La stampa italiana, sia cartacea che digitale, è piuttosto in crisi. La pandemia del Covid-19 non ha fatto che peggiorare la situazione.

Nell’aprile del 2020 la holding della famiglia Agnelli ha acquisito il 48,8% di Gedi dalla CIR dei De Benedetti, procedendo fin da subito a una ristrutturazione: almeno 50 prepensionamenti a “La Repubblica” entro il 2021. Inoltre quattro storiche testate locali sono state cedute al gruppo SAE (Sapere Aude Editori), guidato dall’imprenditore Alberto Leonardis: “Tirreno”, “La Nuova Ferrara”, “Gazzetta di Reggio” e “Gazzetta di Modena”. Il gruppo sembra intenzionato ad acquistare anche “La Nuova Sardegna”.

Al gruppo Gedi invece appartengono, oltre a “Repubblica”, “L’Espresso”, “HuffPost Italia”, “La Stampa”, “Il Secolo XIX”, “Radio DeeJay” e tanto altro.

--------

__Esercizio A__: Secondo il testo sulla stampa italiana, quale quota di Gedi ha acquisito la holding della famiglia Agnelli nell'aprile del 2020?
__Esercizio B__: Fornisci la continuazione del testo sulla stampa italiana, a partire dalla sua ultima frase.

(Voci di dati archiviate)
--------

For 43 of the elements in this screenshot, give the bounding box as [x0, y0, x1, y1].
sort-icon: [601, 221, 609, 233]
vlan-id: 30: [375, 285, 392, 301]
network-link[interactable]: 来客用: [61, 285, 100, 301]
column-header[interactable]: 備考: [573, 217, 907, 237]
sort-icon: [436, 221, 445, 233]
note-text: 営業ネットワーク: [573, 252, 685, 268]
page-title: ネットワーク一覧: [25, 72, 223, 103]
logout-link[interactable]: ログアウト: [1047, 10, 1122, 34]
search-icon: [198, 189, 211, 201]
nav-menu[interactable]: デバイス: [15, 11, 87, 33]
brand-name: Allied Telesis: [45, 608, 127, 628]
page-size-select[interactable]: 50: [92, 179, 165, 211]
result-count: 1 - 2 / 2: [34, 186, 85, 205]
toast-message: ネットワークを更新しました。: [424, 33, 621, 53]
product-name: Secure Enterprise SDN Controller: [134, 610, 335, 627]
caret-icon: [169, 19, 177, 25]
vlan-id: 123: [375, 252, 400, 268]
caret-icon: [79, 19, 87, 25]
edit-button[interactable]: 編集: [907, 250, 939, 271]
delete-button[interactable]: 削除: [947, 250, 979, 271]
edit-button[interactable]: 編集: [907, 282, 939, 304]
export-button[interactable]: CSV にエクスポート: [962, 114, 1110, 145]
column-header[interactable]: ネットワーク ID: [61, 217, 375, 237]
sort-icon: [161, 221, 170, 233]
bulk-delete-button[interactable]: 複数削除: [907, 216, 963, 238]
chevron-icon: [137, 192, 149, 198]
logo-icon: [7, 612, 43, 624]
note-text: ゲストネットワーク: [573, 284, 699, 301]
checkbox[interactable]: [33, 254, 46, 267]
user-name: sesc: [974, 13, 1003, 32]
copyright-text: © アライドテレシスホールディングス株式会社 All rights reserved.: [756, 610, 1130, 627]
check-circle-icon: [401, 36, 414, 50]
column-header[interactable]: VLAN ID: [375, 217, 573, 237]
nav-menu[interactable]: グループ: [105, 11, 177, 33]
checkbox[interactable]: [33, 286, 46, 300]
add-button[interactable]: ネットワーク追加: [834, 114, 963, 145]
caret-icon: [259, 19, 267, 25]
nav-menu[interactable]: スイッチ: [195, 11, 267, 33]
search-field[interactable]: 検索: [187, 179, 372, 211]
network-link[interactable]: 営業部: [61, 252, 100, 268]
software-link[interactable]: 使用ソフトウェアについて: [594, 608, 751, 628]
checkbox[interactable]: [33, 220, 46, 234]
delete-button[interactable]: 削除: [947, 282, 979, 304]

--------

__Risposta scritta A__: Il 48,8%.

__Risposta scritta B__:
È quindi evidente la concentrazione delle maggiori testate nelle mani di pochi grandi gruppi. Gran parte delle azioni del Gruppo Rizzoli (RCS MediaGroup) sono controllate da Urbano Cairo; poi vi sono anche Mediobanca, Diego Della Valle e l’assicurazione Unipol.

I Caltagirone, potente famiglia di costruttori edili, possiedono invece in larga parte “Il Messaggero”, “Il Mattino”, “Leggo”, il “Gazzettino” e soprattutto “Il Sole 24 Ore”, testata ufficiale di Confindustria.

All’estero avviene la stessa cosa. Le piattaforme di maggior successo dei social network sono pressoché detenute da un’unica proprietà. E il “Washington Post” è stato acquistato da Jeff Bezos, fondatore di Amazon, nel 2013.

In Italia due giornalisti su tre sono liberi professionisti, e il loro reddito è in media 5 volte inferiore rispetto ai colleghi alle dipendenze di una testata. Inoltre una donna giornalista, in media, guadagna il 20% in meno rispetto a un collega uomo.

I titoli della stampa digitale spesso sono sensazionalistici: devono restare in prima pagina per poco tempo, prima di essere modificati per attirare nuovi click. Questo perché l’informazione, veloce, superficiale e bulimica, non può viaggiare in maniera separata dal profitto.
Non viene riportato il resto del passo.